(WHAT THE EXERCISE ASKS):
Your task is to output the data exactly as it stands.

^^^^^^^^

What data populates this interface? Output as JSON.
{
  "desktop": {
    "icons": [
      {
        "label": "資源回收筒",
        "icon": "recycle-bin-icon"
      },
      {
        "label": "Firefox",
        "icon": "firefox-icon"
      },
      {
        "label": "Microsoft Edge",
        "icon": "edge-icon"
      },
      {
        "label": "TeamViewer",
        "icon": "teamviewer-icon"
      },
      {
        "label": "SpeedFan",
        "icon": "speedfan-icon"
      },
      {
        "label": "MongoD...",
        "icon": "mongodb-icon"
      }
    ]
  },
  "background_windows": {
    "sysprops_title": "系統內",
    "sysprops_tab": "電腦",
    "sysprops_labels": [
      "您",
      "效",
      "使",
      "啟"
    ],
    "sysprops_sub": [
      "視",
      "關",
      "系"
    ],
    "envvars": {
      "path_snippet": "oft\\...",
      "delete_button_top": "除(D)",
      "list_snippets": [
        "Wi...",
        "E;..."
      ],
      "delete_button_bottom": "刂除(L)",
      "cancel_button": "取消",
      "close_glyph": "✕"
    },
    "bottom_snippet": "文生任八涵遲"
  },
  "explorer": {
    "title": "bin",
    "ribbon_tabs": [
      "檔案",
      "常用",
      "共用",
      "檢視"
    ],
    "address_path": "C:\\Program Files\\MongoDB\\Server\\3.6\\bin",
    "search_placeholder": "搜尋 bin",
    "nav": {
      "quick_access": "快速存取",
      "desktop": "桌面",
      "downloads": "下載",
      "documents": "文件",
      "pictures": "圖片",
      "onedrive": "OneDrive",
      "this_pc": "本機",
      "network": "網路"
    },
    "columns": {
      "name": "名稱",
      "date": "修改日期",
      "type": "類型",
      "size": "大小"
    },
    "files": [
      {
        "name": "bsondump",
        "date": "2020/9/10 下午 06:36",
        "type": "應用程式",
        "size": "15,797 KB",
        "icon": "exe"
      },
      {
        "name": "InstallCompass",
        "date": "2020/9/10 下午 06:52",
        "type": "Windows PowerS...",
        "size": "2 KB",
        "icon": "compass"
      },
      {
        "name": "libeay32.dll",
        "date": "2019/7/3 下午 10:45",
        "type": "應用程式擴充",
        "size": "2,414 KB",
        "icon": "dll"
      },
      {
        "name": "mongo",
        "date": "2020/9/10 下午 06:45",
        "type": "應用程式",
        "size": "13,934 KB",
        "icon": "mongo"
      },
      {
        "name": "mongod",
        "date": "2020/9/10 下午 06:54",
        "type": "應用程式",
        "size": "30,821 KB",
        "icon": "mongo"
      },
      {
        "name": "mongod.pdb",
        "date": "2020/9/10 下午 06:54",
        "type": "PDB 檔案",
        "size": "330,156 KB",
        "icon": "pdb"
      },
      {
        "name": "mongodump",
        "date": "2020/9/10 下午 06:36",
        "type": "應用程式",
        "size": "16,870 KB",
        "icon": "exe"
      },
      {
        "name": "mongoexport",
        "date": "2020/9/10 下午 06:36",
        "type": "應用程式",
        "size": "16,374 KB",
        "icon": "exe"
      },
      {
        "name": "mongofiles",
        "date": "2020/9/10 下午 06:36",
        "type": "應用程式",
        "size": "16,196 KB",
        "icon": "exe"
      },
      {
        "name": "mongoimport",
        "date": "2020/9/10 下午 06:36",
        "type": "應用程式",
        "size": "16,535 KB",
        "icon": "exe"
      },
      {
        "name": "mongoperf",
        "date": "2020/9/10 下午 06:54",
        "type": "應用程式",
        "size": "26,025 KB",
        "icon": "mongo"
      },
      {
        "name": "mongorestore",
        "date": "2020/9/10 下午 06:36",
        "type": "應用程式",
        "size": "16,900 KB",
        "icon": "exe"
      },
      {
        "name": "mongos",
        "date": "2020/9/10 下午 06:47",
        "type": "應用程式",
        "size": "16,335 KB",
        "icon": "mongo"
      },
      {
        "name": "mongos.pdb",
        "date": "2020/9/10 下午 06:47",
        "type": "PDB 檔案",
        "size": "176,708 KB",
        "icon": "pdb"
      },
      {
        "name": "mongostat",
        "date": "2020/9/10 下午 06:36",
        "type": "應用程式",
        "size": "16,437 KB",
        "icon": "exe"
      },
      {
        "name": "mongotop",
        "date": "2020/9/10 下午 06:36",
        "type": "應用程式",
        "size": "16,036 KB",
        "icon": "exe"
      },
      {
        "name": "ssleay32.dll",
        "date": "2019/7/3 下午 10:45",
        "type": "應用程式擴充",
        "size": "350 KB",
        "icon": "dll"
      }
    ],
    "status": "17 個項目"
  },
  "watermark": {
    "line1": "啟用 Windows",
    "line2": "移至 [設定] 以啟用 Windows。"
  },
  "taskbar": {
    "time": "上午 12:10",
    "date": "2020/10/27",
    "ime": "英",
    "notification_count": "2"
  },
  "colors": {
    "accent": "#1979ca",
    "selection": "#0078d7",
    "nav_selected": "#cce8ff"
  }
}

^^^^^^^^

(SOLUTION TO THE PROBLEM):
What data populates this interface? Output as JSON.
{
  "desktop": {
    "icons": [
      {
        "label": "資源回收筒",
        "icon": "recycle-bin-icon"
      },
      {
        "label": "Firefox",
        "icon": "firefox-icon"
      },
      {
        "label": "Microsoft Edge",
        "icon": "edge-icon"
      },
      {
        "label": "TeamViewer",
        "icon": "teamviewer-icon"
      },
      {
        "label": "SpeedFan",
        "icon": "speedfan-icon"
      },
      {
        "label": "MongoD...",
        "icon": "mongodb-icon"
      }
    ]
  },
  "background_windows": {
    "sysprops_title": "系統內",
    "sysprops_tab": "電腦",
    "sysprops_labels": [
      "您",
      "效",
      "使",
      "啟"
    ],
    "sysprops_sub": [
      "視",
      "關",
      "系"
    ],
    "envvars": {
      "path_snippet": "oft\\...",
      "delete_button_top": "除(D)",
      "list_snippets": [
        "Wi...",
        "E;..."
      ],
      "delete_button_bottom": "刂除(L)",
      "cancel_button": "取消",
      "close_glyph": "✕"
    },
    "bottom_snippet": "文生任八涵遲"
  },
  "explorer": {
    "title": "bin",
    "ribbon_tabs": [
      "檔案",
      "常用",
      "共用",
      "檢視"
    ],
    "address_path": "C:\\Program Files\\MongoDB\\Server\\3.6\\bin",
    "search_placeholder": "搜尋 bin",
    "nav": {
      "quick_access": "快速存取",
      "desktop": "桌面",
      "downloads": "下載",
      "documents": "文件",
      "pictures": "圖片",
      "onedrive": "OneDrive",
      "this_pc": "本機",
      "network": "網路"
    },
    "columns": {
      "name": "名稱",
      "date": "修改日期",
      "type": "類型",
      "size": "大小"
    },
    "files": [
      {
        "name": "bsondump",
        "date": "2020/9/10 下午 06:36",
        "type": "應用程式",
        "size": "15,797 KB",
        "icon": "exe"
      },
      {
        "name": "InstallCompass",
        "date": "2020/9/10 下午 06:52",
        "type": "Windows PowerS...",
        "size": "2 KB",
        "icon": "compass"
      },
      {
        "name": "libeay32.dll",
        "date": "2019/7/3 下午 10:45",
        "type": "應用程式擴充",
        "size": "2,414 KB",
        "icon": "dll"
      },
      {
        "name": "mongo",
        "date": "2020/9/10 下午 06:45",
        "type": "應用程式",
        "size": "13,934 KB",
        "icon": "mongo"
      },
      {
        "name": "mongod",
        "date": "2020/9/10 下午 06:54",
        "type": "應用程式",
        "size": "30,821 KB",
        "icon": "mongo"
      },
      {
        "name": "mongod.pdb",
        "date": "2020/9/10 下午 06:54",
        "type": "PDB 檔案",
        "size": "330,156 KB",
        "icon": "pdb"
      },
      {
        "name": "mongodump",
        "date": "2020/9/10 下午 06:36",
        "type": "應用程式",
        "size": "16,870 KB",
        "icon": "exe"
      },
      {
        "name": "mongoexport",
        "date": "2020/9/10 下午 06:36",
        "type": "應用程式",
        "size": "16,374 KB",
        "icon": "exe"
      },
      {
        "name": "mongofiles",
        "date": "2020/9/10 下午 06:36",
        "type": "應用程式",
        "size": "16,196 KB",
        "icon": "exe"
      },
      {
        "name": "mongoimport",
        "date": "2020/9/10 下午 06:36",
        "type": "應用程式",
        "size": "16,535 KB",
        "icon": "exe"
      },
      {
        "name": "mongoperf",
        "date": "2020/9/10 下午 06:54",
        "type": "應用程式",
        "size": "26,025 KB",
        "icon": "mongo"
      },
      {
        "name": "mongorestore",
        "date": "2020/9/10 下午 06:36",
        "type": "應用程式",
        "size": "16,900 KB",
        "icon": "exe"
      },
      {
        "name": "mongos",
        "date": "2020/9/10 下午 06:47",
        "type": "應用程式",
        "size": "16,335 KB",
        "icon": "mongo"
      },
      {
        "name": "mongos.pdb",
        "date": "2020/9/10 下午 06:47",
        "type": "PDB 檔案",
        "size": "176,708 KB",
        "icon": "pdb"
      },
      {
        "name": "mongostat",
        "date": "2020/9/10 下午 06:36",
        "type": "應用程式",
        "size": "16,437 KB",
        "icon": "exe"
      },
      {
        "name": "mongotop",
        "date": "2020/9/10 下午 06:36",
        "type": "應用程式",
        "size": "16,036 KB",
        "icon": "exe"
      },
      {
        "name": "ssleay32.dll",
        "date": "2019/7/3 下午 10:45",
        "type": "應用程式擴充",
        "size": "350 KB",
        "icon": "dll"
      }
    ],
    "status": "17 個項目"
  },
  "watermark": {
    "line1": "啟用 Windows",
    "line2": "移至 [設定] 以啟用 Windows。"
  },
  "taskbar": {
    "time": "上午 12:10",
    "date": "2020/10/27",
    "ime": "英",
    "notification_count": "2"
  },
  "colors": {
    "accent": "#1979ca",
    "selection": "#0078d7",
    "nav_selected": "#cce8ff"
  }
}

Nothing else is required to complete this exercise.